▶ [STATED TASK]
Write out each line of the material again, word for word.

▶ [RECORDS PROVIDED]
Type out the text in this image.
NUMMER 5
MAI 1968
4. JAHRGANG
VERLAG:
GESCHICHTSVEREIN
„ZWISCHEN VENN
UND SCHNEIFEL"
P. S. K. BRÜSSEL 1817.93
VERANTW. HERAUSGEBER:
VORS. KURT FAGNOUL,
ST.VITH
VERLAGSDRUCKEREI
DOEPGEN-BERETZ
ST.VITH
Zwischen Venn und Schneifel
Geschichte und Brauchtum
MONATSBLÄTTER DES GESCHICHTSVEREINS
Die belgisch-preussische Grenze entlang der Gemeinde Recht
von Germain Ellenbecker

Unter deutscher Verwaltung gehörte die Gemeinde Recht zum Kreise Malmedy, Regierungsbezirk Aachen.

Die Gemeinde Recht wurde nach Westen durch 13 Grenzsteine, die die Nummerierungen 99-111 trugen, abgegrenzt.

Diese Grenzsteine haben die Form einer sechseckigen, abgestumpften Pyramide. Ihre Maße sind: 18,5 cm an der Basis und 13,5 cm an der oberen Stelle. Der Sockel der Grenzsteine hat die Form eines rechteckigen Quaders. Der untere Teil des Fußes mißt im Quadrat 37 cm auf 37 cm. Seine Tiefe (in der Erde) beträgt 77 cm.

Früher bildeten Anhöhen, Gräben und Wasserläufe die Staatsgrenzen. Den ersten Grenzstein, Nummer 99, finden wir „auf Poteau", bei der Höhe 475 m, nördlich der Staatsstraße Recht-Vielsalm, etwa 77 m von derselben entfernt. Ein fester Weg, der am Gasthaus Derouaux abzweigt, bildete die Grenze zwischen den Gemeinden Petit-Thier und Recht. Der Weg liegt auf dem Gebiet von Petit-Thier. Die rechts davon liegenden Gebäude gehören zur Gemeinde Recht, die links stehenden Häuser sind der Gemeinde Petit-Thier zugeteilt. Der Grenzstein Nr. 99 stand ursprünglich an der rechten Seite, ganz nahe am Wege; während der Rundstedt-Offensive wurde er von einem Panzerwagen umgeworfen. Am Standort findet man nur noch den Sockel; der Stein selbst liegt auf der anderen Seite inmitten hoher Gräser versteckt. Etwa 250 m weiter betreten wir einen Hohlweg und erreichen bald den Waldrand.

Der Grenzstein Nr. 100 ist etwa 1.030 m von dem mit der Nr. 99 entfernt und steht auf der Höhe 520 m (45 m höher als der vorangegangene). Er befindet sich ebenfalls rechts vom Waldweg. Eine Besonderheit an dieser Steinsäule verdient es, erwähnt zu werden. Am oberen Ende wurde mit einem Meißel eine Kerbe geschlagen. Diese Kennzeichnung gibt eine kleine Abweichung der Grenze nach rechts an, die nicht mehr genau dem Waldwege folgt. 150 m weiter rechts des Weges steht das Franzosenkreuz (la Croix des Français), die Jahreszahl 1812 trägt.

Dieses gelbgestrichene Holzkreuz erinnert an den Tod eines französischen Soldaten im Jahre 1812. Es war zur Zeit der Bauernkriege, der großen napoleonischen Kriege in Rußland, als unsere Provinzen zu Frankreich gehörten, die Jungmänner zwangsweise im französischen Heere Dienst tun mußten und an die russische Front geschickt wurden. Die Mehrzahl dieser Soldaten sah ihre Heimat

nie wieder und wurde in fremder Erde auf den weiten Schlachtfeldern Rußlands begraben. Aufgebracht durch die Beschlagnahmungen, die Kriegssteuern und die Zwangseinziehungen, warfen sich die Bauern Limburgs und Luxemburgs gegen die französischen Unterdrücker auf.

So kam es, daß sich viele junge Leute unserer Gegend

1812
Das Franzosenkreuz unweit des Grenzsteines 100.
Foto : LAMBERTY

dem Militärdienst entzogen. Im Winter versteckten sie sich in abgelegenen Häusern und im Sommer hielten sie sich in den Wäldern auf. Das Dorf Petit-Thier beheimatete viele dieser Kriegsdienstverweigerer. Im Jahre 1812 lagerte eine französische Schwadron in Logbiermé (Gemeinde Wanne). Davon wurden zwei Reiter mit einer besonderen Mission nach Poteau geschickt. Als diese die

▶ [WRITTEN SOLUTION]
Type out the text in this image.
NUMMER 5
MAI 1968
4. JAHRGANG
VERLAG:
GESCHICHTSVEREIN
„ZWISCHEN VENN
UND SCHNEIFEL"
P. S. K. BRÜSSEL 1817.93
VERANTW. HERAUSGEBER:
VORS. KURT FAGNOUL,
ST.VITH
VERLAGSDRUCKEREI
DOEPGEN-BERETZ
ST.VITH
Zwischen Venn und Schneifel
Geschichte und Brauchtum
MONATSBLÄTTER DES GESCHICHTSVEREINS
Die belgisch-preussische Grenze entlang der Gemeinde Recht
von Germain Ellenbecker

Unter deutscher Verwaltung gehörte die Gemeinde Recht zum Kreise Malmedy, Regierungsbezirk Aachen.

Die Gemeinde Recht wurde nach Westen durch 13 Grenzsteine, die die Nummerierungen 99-111 trugen, abgegrenzt.

Diese Grenzsteine haben die Form einer sechseckigen, abgestumpften Pyramide. Ihre Maße sind: 18,5 cm an der Basis und 13,5 cm an der oberen Stelle. Der Sockel der Grenzsteine hat die Form eines rechteckigen Quaders. Der untere Teil des Fußes mißt im Quadrat 37 cm auf 37 cm. Seine Tiefe (in der Erde) beträgt 77 cm.

Früher bildeten Anhöhen, Gräben und Wasserläufe die Staatsgrenzen. Den ersten Grenzstein, Nummer 99, finden wir „auf Poteau", bei der Höhe 475 m, nördlich der Staatsstraße Recht-Vielsalm, etwa 77 m von derselben entfernt. Ein fester Weg, der am Gasthaus Derouaux abzweigt, bildete die Grenze zwischen den Gemeinden Petit-Thier und Recht. Der Weg liegt auf dem Gebiet von Petit-Thier. Die rechts davon liegenden Gebäude gehören zur Gemeinde Recht, die links stehenden Häuser sind der Gemeinde Petit-Thier zugeteilt. Der Grenzstein Nr. 99 stand ursprünglich an der rechten Seite, ganz nahe am Wege; während der Rundstedt-Offensive wurde er von einem Panzerwagen umgeworfen. Am Standort findet man nur noch den Sockel; der Stein selbst liegt auf der anderen Seite inmitten hoher Gräser versteckt. Etwa 250 m weiter betreten wir einen Hohlweg und erreichen bald den Waldrand.

Der Grenzstein Nr. 100 ist etwa 1.030 m von dem mit der Nr. 99 entfernt und steht auf der Höhe 520 m (45 m höher als der vorangegangene). Er befindet sich ebenfalls rechts vom Waldweg. Eine Besonderheit an dieser Steinsäule verdient es, erwähnt zu werden. Am oberen Ende wurde mit einem Meißel eine Kerbe geschlagen. Diese Kennzeichnung gibt eine kleine Abweichung der Grenze nach rechts an, die nicht mehr genau dem Waldwege folgt. 150 m weiter rechts des Weges steht das Franzosenkreuz (la Croix des Français), die Jahreszahl 1812 trägt.

Dieses gelbgestrichene Holzkreuz erinnert an den Tod eines französischen Soldaten im Jahre 1812. Es war zur Zeit der Bauernkriege, der großen napoleonischen Kriege in Rußland, als unsere Provinzen zu Frankreich gehörten, die Jungmänner zwangsweise im französischen Heere Dienst tun mußten und an die russische Front geschickt wurden. Die Mehrzahl dieser Soldaten sah ihre Heimat

nie wieder und wurde in fremder Erde auf den weiten Schlachtfeldern Rußlands begraben. Aufgebracht durch die Beschlagnahmungen, die Kriegssteuern und die Zwangseinziehungen, warfen sich die Bauern Limburgs und Luxemburgs gegen die französischen Unterdrücker auf.

So kam es, daß sich viele junge Leute unserer Gegend

1812
Das Franzosenkreuz unweit des Grenzsteines 100.
Foto : LAMBERTY

dem Militärdienst entzogen. Im Winter versteckten sie sich in abgelegenen Häusern und im Sommer hielten sie sich in den Wäldern auf. Das Dorf Petit-Thier beheimatete viele dieser Kriegsdienstverweigerer. Im Jahre 1812 lagerte eine französische Schwadron in Logbiermé (Gemeinde Wanne). Davon wurden zwei Reiter mit einer besonderen Mission nach Poteau geschickt. Als diese die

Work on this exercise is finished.